In the material below, find how many lines contain the string "Planung". Write only that number.
──────
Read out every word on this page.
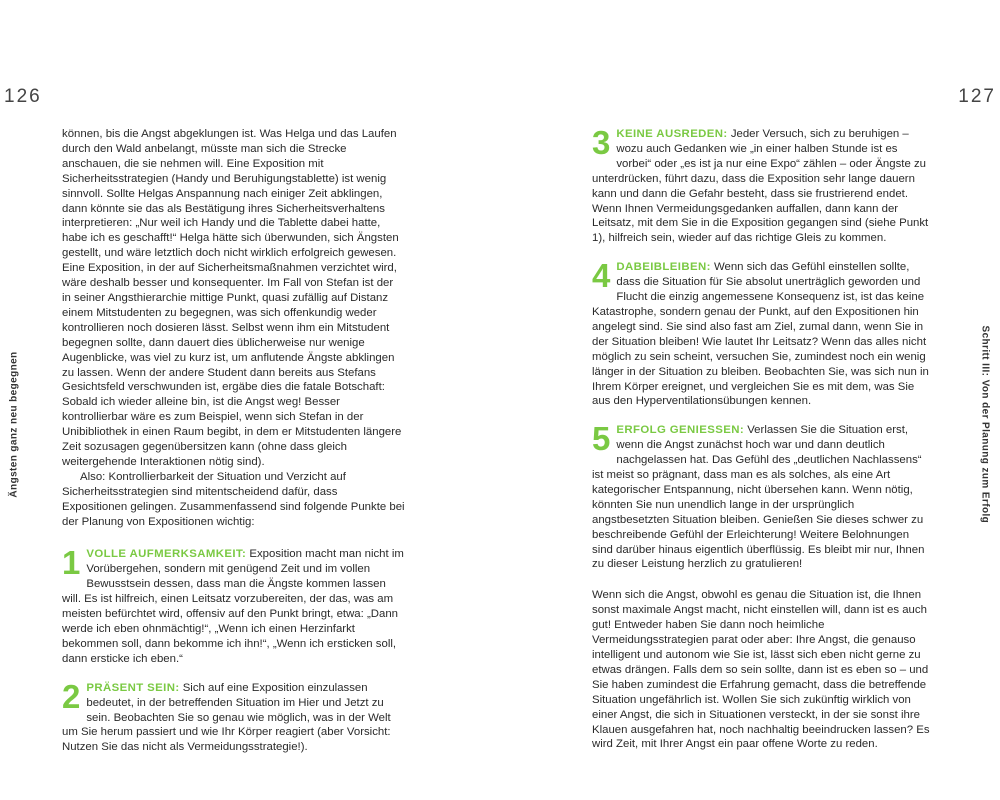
126
Ängsten ganz neu begegnen

können, bis die Angst abgeklungen ist. Was Helga und das Laufen durch den Wald anbelangt, müsste man sich die Strecke anschauen, die sie nehmen will. Eine Exposition mit Sicherheitsstrategien (Handy und Beruhigungstablette) ist wenig sinnvoll. Sollte Helgas Anspannung nach einiger Zeit abklingen, dann könnte sie das als Bestätigung ihres Sicherheitsverhaltens interpretieren: „Nur weil ich Handy und die Tablette dabei hatte, habe ich es geschafft!“ Helga hätte sich überwunden, sich Ängsten gestellt, und wäre letztlich doch nicht wirklich erfolgreich gewesen. Eine Exposition, in der auf Sicherheitsmaßnahmen verzichtet wird, wäre deshalb besser und konsequenter. Im Fall von Stefan ist der in seiner Angsthierarchie mittige Punkt, quasi zufällig auf Distanz einem Mitstudenten zu begegnen, was sich offenkundig weder kontrollieren noch dosieren lässt. Selbst wenn ihm ein Mitstudent begegnen sollte, dann dauert dies üblicherweise nur wenige Augenblicke, was viel zu kurz ist, um anflutende Ängste abklingen zu lassen. Wenn der andere Student dann bereits aus Stefans Gesichtsfeld verschwunden ist, ergäbe dies die fatale Botschaft: Sobald ich wieder alleine bin, ist die Angst weg! Besser kontrollierbar wäre es zum Beispiel, wenn sich Stefan in der Unibibliothek in einen Raum begibt, in dem er Mitstudenten längere Zeit sozusagen gegenübersitzen kann (ohne dass gleich weitergehende Interaktionen nötig sind).

Also: Kontrollierbarkeit der Situation und Verzicht auf Sicherheitsstrategien sind mitentscheidend dafür, dass Expositionen gelingen. Zusammenfassend sind folgende Punkte bei der Planung von Expositionen wichtig:

1 VOLLE AUFMERKSAMKEIT: Exposition macht man nicht im Vorübergehen, sondern mit genügend Zeit und im vollen Bewusstsein dessen, dass man die Ängste kommen lassen will. Es ist hilfreich, einen Leitsatz vorzubereiten, der das, was am meisten befürchtet wird, offensiv auf den Punkt bringt, etwa: „Dann werde ich eben ohnmächtig!“, „Wenn ich einen Herzinfarkt bekommen soll, dann bekomme ich ihn!“, „Wenn ich ersticken soll, dann ersticke ich eben.“
2 PRÄSENT SEIN: Sich auf eine Exposition einzulassen bedeutet, in der betreffenden Situation im Hier und Jetzt zu sein. Beobachten Sie so genau wie möglich, was in der Welt um Sie herum passiert und wie Ihr Körper reagiert (aber Vorsicht: Nutzen Sie das nicht als Vermeidungsstrategie!).
127
Schritt III: Von der Planung zum Erfolg
3 KEINE AUSREDEN: Jeder Versuch, sich zu beruhigen – wozu auch Gedanken wie „in einer halben Stunde ist es vorbei“ oder „es ist ja nur eine Expo“ zählen – oder Ängste zu unterdrücken, führt dazu, dass die Exposition sehr lange dauern kann und dann die Gefahr besteht, dass sie frustrierend endet. Wenn Ihnen Vermeidungsgedanken auffallen, dann kann der Leitsatz, mit dem Sie in die Exposition gegangen sind (siehe Punkt 1), hilfreich sein, wieder auf das richtige Gleis zu kommen.
4 DABEIBLEIBEN: Wenn sich das Gefühl einstellen sollte, dass die Situation für Sie absolut unerträglich geworden und Flucht die einzig angemessene Konsequenz ist, ist das keine Katastrophe, sondern genau der Punkt, auf den Expositionen hin angelegt sind. Sie sind also fast am Ziel, zumal dann, wenn Sie in der Situation bleiben! Wie lautet Ihr Leitsatz? Wenn das alles nicht möglich zu sein scheint, versuchen Sie, zumindest noch ein wenig länger in der Situation zu bleiben. Beobachten Sie, was sich nun in Ihrem Körper ereignet, und vergleichen Sie es mit dem, was Sie aus den Hyperventilationsübungen kennen.
5 ERFOLG GENIESSEN: Verlassen Sie die Situation erst, wenn die Angst zunächst hoch war und dann deutlich nachgelassen hat. Das Gefühl des „deutlichen Nachlassens“ ist meist so prägnant, dass man es als solches, als eine Art kategorischer Entspannung, nicht übersehen kann. Wenn nötig, könnten Sie nun unendlich lange in der ursprünglich angstbesetzten Situation bleiben. Genießen Sie dieses schwer zu beschreibende Gefühl der Erleichterung! Weitere Belohnungen sind darüber hinaus eigentlich überflüssig. Es bleibt mir nur, Ihnen zu dieser Leistung herzlich zu gratulieren!

Wenn sich die Angst, obwohl es genau die Situation ist, die Ihnen sonst maximale Angst macht, nicht einstellen will, dann ist es auch gut! Entweder haben Sie dann noch heimliche Vermeidungsstrategien parat oder aber: Ihre Angst, die genauso intelligent und autonom wie Sie ist, lässt sich eben nicht gerne zu etwas drängen. Falls dem so sein sollte, dann ist es eben so – und Sie haben zumindest die Erfahrung gemacht, dass die betreffende Situation ungefährlich ist. Wollen Sie sich zukünftig wirklich von einer Angst, die sich in Situationen versteckt, in der sie sonst ihre Klauen ausgefahren hat, noch nachhaltig beeindrucken lassen? Es wird Zeit, mit Ihrer Angst ein paar offene Worte zu reden.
──────
▸ Correct result:
2